### Direction
Rewrite every one of the rows below so that each "unlock-icon" becomes "lock-icon", with nothing else altered.

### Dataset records
++++++++++

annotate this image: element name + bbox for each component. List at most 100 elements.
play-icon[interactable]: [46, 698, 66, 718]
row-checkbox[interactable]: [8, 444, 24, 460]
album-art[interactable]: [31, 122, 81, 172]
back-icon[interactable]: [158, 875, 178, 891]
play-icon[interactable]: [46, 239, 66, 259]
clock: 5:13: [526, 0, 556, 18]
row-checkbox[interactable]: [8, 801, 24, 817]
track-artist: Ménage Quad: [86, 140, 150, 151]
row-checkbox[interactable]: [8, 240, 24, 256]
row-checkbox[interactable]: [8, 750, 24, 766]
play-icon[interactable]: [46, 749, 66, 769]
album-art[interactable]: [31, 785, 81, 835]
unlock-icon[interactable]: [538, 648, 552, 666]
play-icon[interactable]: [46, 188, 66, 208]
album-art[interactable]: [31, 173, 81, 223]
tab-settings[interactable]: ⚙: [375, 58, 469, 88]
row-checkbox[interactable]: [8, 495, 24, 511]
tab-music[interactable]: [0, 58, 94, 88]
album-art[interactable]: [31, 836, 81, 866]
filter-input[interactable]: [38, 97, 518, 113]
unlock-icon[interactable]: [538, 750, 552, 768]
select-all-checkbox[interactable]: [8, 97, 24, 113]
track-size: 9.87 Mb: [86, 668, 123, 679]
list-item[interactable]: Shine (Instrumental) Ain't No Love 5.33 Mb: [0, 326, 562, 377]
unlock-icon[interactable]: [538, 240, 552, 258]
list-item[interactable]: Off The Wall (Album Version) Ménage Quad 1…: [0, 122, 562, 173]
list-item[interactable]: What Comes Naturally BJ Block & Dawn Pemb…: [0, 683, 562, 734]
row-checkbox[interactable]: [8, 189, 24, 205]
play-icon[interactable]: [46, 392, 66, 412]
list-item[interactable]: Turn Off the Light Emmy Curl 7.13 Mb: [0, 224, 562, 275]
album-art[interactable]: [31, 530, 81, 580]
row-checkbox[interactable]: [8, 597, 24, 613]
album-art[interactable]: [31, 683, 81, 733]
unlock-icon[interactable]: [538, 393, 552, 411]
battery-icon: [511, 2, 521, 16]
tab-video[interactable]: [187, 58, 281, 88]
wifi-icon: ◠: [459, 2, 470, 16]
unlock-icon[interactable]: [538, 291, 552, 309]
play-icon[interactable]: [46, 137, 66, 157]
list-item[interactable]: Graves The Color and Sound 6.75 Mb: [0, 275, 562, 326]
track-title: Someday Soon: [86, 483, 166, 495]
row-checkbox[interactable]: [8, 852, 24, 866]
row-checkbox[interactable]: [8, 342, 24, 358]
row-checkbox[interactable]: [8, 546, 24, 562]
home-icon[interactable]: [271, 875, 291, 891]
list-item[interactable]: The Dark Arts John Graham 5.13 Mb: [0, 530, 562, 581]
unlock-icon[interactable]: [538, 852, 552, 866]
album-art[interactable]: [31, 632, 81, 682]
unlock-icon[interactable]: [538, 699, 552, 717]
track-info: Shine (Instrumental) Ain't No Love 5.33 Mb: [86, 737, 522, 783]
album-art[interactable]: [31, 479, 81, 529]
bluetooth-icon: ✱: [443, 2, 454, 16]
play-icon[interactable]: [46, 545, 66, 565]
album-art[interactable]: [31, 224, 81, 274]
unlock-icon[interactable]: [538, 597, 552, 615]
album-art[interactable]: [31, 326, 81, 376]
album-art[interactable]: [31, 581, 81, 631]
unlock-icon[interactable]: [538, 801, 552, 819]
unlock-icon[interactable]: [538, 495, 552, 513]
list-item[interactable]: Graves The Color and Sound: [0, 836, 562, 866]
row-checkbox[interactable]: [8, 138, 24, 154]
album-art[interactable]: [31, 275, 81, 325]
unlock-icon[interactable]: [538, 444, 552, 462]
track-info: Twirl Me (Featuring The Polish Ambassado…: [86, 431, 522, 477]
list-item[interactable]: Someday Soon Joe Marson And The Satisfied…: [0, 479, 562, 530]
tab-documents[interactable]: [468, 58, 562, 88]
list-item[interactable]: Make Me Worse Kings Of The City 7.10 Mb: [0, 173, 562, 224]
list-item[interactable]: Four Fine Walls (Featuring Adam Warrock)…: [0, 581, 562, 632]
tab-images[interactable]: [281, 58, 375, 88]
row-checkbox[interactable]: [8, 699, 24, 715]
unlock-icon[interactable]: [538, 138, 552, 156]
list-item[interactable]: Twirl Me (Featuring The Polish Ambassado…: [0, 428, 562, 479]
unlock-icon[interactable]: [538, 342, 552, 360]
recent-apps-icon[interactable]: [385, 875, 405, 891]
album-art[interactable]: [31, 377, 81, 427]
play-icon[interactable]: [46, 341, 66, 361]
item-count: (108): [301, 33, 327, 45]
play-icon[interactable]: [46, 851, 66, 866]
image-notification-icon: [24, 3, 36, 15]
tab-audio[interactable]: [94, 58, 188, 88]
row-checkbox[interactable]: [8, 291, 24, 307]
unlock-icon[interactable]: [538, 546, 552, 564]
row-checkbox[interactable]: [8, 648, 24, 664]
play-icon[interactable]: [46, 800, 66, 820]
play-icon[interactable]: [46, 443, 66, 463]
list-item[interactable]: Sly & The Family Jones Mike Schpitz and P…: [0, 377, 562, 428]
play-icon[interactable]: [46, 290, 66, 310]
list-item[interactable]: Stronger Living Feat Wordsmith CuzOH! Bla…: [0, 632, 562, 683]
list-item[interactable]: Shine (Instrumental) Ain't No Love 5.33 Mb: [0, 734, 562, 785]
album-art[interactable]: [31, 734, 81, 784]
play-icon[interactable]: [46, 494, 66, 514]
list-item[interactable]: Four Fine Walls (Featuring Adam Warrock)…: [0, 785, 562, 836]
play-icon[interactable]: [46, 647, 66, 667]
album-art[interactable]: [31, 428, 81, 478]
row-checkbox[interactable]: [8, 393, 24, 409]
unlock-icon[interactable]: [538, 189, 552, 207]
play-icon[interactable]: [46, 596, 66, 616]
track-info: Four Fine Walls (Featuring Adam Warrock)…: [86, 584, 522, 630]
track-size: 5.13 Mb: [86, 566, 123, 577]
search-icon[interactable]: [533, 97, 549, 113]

++++++++++

### Result for this task
annotate this image: element name + bbox for each component. List at most 100 elements.
play-icon[interactable]: [46, 698, 66, 718]
row-checkbox[interactable]: [8, 444, 24, 460]
album-art[interactable]: [31, 122, 81, 172]
back-icon[interactable]: [158, 875, 178, 891]
play-icon[interactable]: [46, 239, 66, 259]
clock: 5:13: [526, 0, 556, 18]
row-checkbox[interactable]: [8, 801, 24, 817]
track-artist: Ménage Quad: [86, 140, 150, 151]
row-checkbox[interactable]: [8, 240, 24, 256]
row-checkbox[interactable]: [8, 750, 24, 766]
play-icon[interactable]: [46, 749, 66, 769]
album-art[interactable]: [31, 785, 81, 835]
lock-icon[interactable]: [538, 648, 552, 666]
play-icon[interactable]: [46, 188, 66, 208]
album-art[interactable]: [31, 173, 81, 223]
tab-settings[interactable]: ⚙: [375, 58, 469, 88]
row-checkbox[interactable]: [8, 495, 24, 511]
tab-music[interactable]: [0, 58, 94, 88]
album-art[interactable]: [31, 836, 81, 866]
filter-input[interactable]: [38, 97, 518, 113]
lock-icon[interactable]: [538, 750, 552, 768]
select-all-checkbox[interactable]: [8, 97, 24, 113]
track-size: 9.87 Mb: [86, 668, 123, 679]
list-item[interactable]: Shine (Instrumental) Ain't No Love 5.33 Mb: [0, 326, 562, 377]
lock-icon[interactable]: [538, 240, 552, 258]
list-item[interactable]: Off The Wall (Album Version) Ménage Quad 1…: [0, 122, 562, 173]
list-item[interactable]: What Comes Naturally BJ Block & Dawn Pemb…: [0, 683, 562, 734]
row-checkbox[interactable]: [8, 189, 24, 205]
play-icon[interactable]: [46, 392, 66, 412]
list-item[interactable]: Turn Off the Light Emmy Curl 7.13 Mb: [0, 224, 562, 275]
album-art[interactable]: [31, 530, 81, 580]
row-checkbox[interactable]: [8, 597, 24, 613]
album-art[interactable]: [31, 683, 81, 733]
lock-icon[interactable]: [538, 393, 552, 411]
battery-icon: [511, 2, 521, 16]
tab-video[interactable]: [187, 58, 281, 88]
wifi-icon: ◠: [459, 2, 470, 16]
lock-icon[interactable]: [538, 291, 552, 309]
play-icon[interactable]: [46, 137, 66, 157]
list-item[interactable]: Graves The Color and Sound 6.75 Mb: [0, 275, 562, 326]
track-title: Someday Soon: [86, 483, 166, 495]
row-checkbox[interactable]: [8, 852, 24, 866]
row-checkbox[interactable]: [8, 342, 24, 358]
row-checkbox[interactable]: [8, 546, 24, 562]
home-icon[interactable]: [271, 875, 291, 891]
list-item[interactable]: The Dark Arts John Graham 5.13 Mb: [0, 530, 562, 581]
lock-icon[interactable]: [538, 852, 552, 866]
album-art[interactable]: [31, 632, 81, 682]
lock-icon[interactable]: [538, 699, 552, 717]
track-info: Shine (Instrumental) Ain't No Love 5.33 Mb: [86, 737, 522, 783]
album-art[interactable]: [31, 479, 81, 529]
bluetooth-icon: ✱: [443, 2, 454, 16]
play-icon[interactable]: [46, 545, 66, 565]
album-art[interactable]: [31, 224, 81, 274]
lock-icon[interactable]: [538, 597, 552, 615]
album-art[interactable]: [31, 326, 81, 376]
album-art[interactable]: [31, 581, 81, 631]
lock-icon[interactable]: [538, 801, 552, 819]
lock-icon[interactable]: [538, 495, 552, 513]
list-item[interactable]: Graves The Color and Sound: [0, 836, 562, 866]
row-checkbox[interactable]: [8, 138, 24, 154]
album-art[interactable]: [31, 275, 81, 325]
lock-icon[interactable]: [538, 444, 552, 462]
track-info: Twirl Me (Featuring The Polish Ambassado…: [86, 431, 522, 477]
list-item[interactable]: Someday Soon Joe Marson And The Satisfied…: [0, 479, 562, 530]
tab-documents[interactable]: [468, 58, 562, 88]
list-item[interactable]: Make Me Worse Kings Of The City 7.10 Mb: [0, 173, 562, 224]
list-item[interactable]: Four Fine Walls (Featuring Adam Warrock)…: [0, 581, 562, 632]
tab-images[interactable]: [281, 58, 375, 88]
row-checkbox[interactable]: [8, 699, 24, 715]
lock-icon[interactable]: [538, 138, 552, 156]
list-item[interactable]: Twirl Me (Featuring The Polish Ambassado…: [0, 428, 562, 479]
lock-icon[interactable]: [538, 342, 552, 360]
recent-apps-icon[interactable]: [385, 875, 405, 891]
album-art[interactable]: [31, 377, 81, 427]
play-icon[interactable]: [46, 341, 66, 361]
item-count: (108): [301, 33, 327, 45]
play-icon[interactable]: [46, 851, 66, 866]
image-notification-icon: [24, 3, 36, 15]
tab-audio[interactable]: [94, 58, 188, 88]
row-checkbox[interactable]: [8, 291, 24, 307]
lock-icon[interactable]: [538, 546, 552, 564]
row-checkbox[interactable]: [8, 648, 24, 664]
play-icon[interactable]: [46, 800, 66, 820]
play-icon[interactable]: [46, 443, 66, 463]
list-item[interactable]: Sly & The Family Jones Mike Schpitz and P…: [0, 377, 562, 428]
play-icon[interactable]: [46, 290, 66, 310]
list-item[interactable]: Stronger Living Feat Wordsmith CuzOH! Bla…: [0, 632, 562, 683]
list-item[interactable]: Shine (Instrumental) Ain't No Love 5.33 Mb: [0, 734, 562, 785]
album-art[interactable]: [31, 734, 81, 784]
play-icon[interactable]: [46, 494, 66, 514]
list-item[interactable]: Four Fine Walls (Featuring Adam Warrock)…: [0, 785, 562, 836]
play-icon[interactable]: [46, 647, 66, 667]
album-art[interactable]: [31, 428, 81, 478]
row-checkbox[interactable]: [8, 393, 24, 409]
lock-icon[interactable]: [538, 189, 552, 207]
play-icon[interactable]: [46, 596, 66, 616]
track-info: Four Fine Walls (Featuring Adam Warrock)…: [86, 584, 522, 630]
track-size: 5.13 Mb: [86, 566, 123, 577]
search-icon[interactable]: [533, 97, 549, 113]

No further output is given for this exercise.